>> START

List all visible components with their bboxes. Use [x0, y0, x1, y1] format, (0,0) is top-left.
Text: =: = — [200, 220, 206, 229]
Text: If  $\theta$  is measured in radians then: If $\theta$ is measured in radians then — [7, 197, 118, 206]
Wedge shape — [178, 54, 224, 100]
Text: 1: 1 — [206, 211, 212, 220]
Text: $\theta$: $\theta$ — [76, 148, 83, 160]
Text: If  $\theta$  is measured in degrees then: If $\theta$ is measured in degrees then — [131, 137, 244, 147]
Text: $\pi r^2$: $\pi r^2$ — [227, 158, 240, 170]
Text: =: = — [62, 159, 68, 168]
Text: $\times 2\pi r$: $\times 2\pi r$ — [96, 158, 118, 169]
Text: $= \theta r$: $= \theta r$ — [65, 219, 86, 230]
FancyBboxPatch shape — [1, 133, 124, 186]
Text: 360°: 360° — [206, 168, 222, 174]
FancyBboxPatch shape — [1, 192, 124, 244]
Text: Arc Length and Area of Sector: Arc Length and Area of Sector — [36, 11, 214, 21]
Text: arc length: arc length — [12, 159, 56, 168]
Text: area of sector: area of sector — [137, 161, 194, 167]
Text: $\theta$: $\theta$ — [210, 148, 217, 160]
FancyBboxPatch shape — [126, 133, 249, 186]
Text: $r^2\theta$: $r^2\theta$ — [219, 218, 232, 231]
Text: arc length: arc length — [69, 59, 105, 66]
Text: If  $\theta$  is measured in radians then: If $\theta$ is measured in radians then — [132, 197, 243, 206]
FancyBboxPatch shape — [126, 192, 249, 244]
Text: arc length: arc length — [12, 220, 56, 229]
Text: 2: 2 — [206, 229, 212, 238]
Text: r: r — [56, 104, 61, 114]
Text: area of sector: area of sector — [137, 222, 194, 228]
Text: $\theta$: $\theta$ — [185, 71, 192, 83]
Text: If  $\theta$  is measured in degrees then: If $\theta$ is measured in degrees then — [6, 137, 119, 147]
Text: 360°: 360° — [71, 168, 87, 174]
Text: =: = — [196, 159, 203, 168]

>> END

_TASK INSTRUCTIONS_. Arrange the records from their first line through the line containing "Text: r: r — [56, 104, 61, 114]", both included, as a numbered list with blank lines left out.

_TASK ANSWER_.
1. List all visible components with their bboxes. Use [x0, y0, x1, y1] format, (0,0) is top-left.
2. Text: =: = — [200, 220, 206, 229]
3. Text: If  $\theta$  is measured in radians then: If $\theta$ is measured in radians then — [7, 197, 118, 206]
4. Wedge shape — [178, 54, 224, 100]
5. Text: 1: 1 — [206, 211, 212, 220]
6. Text: $\theta$: $\theta$ — [76, 148, 83, 160]
7. Text: If  $\theta$  is measured in degrees then: If $\theta$ is measured in degrees then — [131, 137, 244, 147]
8. Text: $\pi r^2$: $\pi r^2$ — [227, 158, 240, 170]
9. Text: =: = — [62, 159, 68, 168]
10. Text: $\times 2\pi r$: $\times 2\pi r$ — [96, 158, 118, 169]
11. Text: $= \theta r$: $= \theta r$ — [65, 219, 86, 230]
12. FancyBboxPatch shape — [1, 133, 124, 186]
13. Text: 360°: 360° — [206, 168, 222, 174]
14. FancyBboxPatch shape — [1, 192, 124, 244]
15. Text: Arc Length and Area of Sector: Arc Length and Area of Sector — [36, 11, 214, 21]
16. Text: arc length: arc length — [12, 159, 56, 168]
17. Text: area of sector: area of sector — [137, 161, 194, 167]
18. Text: $\theta$: $\theta$ — [210, 148, 217, 160]
19. FancyBboxPatch shape — [126, 133, 249, 186]
20. Text: $r^2\theta$: $r^2\theta$ — [219, 218, 232, 231]
21. Text: arc length: arc length — [69, 59, 105, 66]
22. Text: If  $\theta$  is measured in radians then: If $\theta$ is measured in radians then — [132, 197, 243, 206]
23. FancyBboxPatch shape — [126, 192, 249, 244]
24. Text: arc length: arc length — [12, 220, 56, 229]
25. Text: 2: 2 — [206, 229, 212, 238]
26. Text: r: r — [56, 104, 61, 114]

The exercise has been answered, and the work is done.